* What you are asked to do: Quote, verbatim, all material below, without pictures.

* Extracted information:
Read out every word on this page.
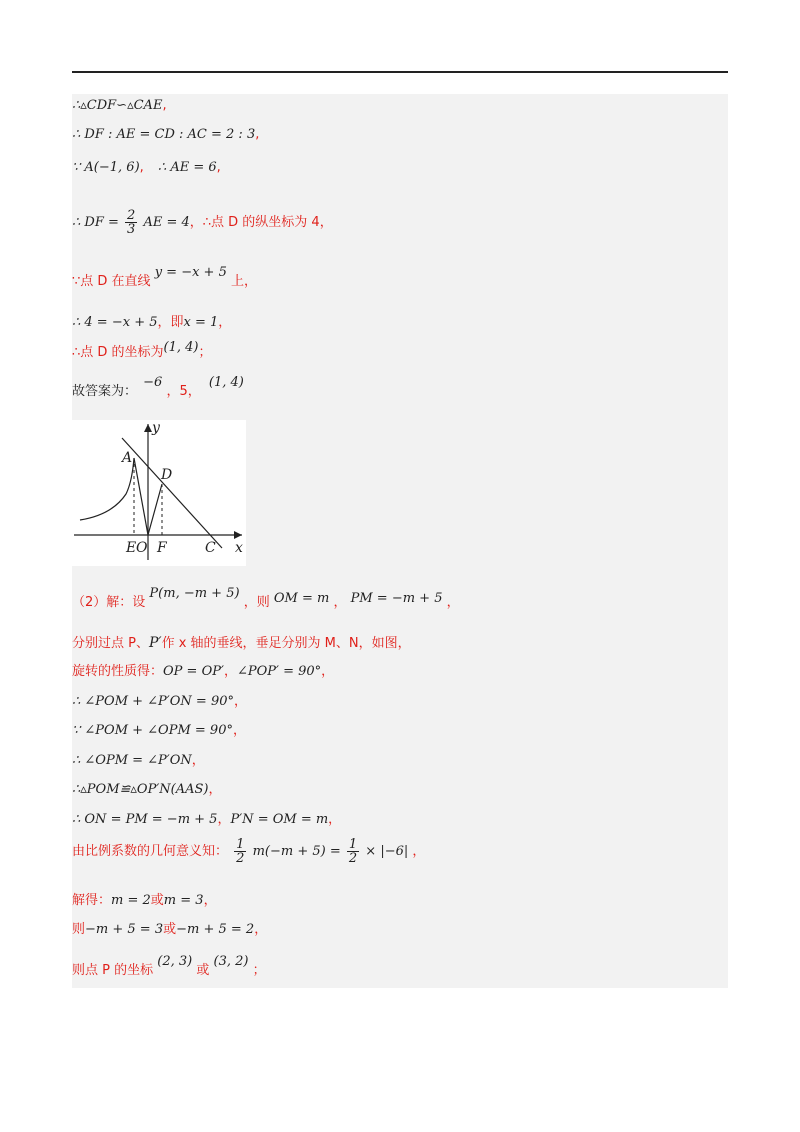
∴▵CDF∽▵CAE,
∴ DF : AE = CD : AC = 2 : 3,
∵ A(−1, 6), ∴ AE = 6,
∴ DF = $\frac{2}{3}$ AE = 4，∴点 D 的纵坐标为 4，
∵点 D 在直线 y = −x + 5 上，
∴ 4 = −x + 5，即x = 1，
∴点 D 的坐标为(1, 4)；
故答案为： −6 ，5， (1, 4)
y
x
A
D
E O F	C
（2）解：设 P(m, −m + 5) ，则 OM = m ， PM = −m + 5 ，
分别过点 P、P′作 x 轴的垂线，垂足分别为 M、N，如图，
旋转的性质得：OP = OP′，∠POP′ = 90°，
∴ ∠POM + ∠P′ON = 90°，
∵ ∠POM + ∠OPM = 90°，
∴ ∠OPM = ∠P′ON，
∴▵POM≌▵OP′N(AAS)，
∴ ON = PM = −m + 5，P′N = OM = m，
由比例系数的几何意义知： $\frac{1}{2} m(-m + 5) = \frac{1}{2} \times |-6|$ ，
解得：m = 2或m = 3，
则−m + 5 = 3或−m + 5 = 2，
则点 P 的坐标 (2, 3) 或 (3, 2) ；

* Full output:
Read out every word on this page.
∴▵CDF∽▵CAE,
∴ DF : AE = CD : AC = 2 : 3,
∵ A(−1, 6), ∴ AE = 6,
∴ DF = $\frac{2}{3}$ AE = 4，∴点 D 的纵坐标为 4，
∵点 D 在直线 y = −x + 5 上，
∴ 4 = −x + 5，即x = 1，
∴点 D 的坐标为(1, 4)；
故答案为： −6 ，5， (1, 4)
y
x
A
D
E O F	C
（2）解：设 P(m, −m + 5) ，则 OM = m ， PM = −m + 5 ，
分别过点 P、P′作 x 轴的垂线，垂足分别为 M、N，如图，
旋转的性质得：OP = OP′，∠POP′ = 90°，
∴ ∠POM + ∠P′ON = 90°，
∵ ∠POM + ∠OPM = 90°，
∴ ∠OPM = ∠P′ON，
∴▵POM≌▵OP′N(AAS)，
∴ ON = PM = −m + 5，P′N = OM = m，
由比例系数的几何意义知： $\frac{1}{2} m(-m + 5) = \frac{1}{2} \times |-6|$ ，
解得：m = 2或m = 3，
则−m + 5 = 3或−m + 5 = 2，
则点 P 的坐标 (2, 3) 或 (3, 2) ；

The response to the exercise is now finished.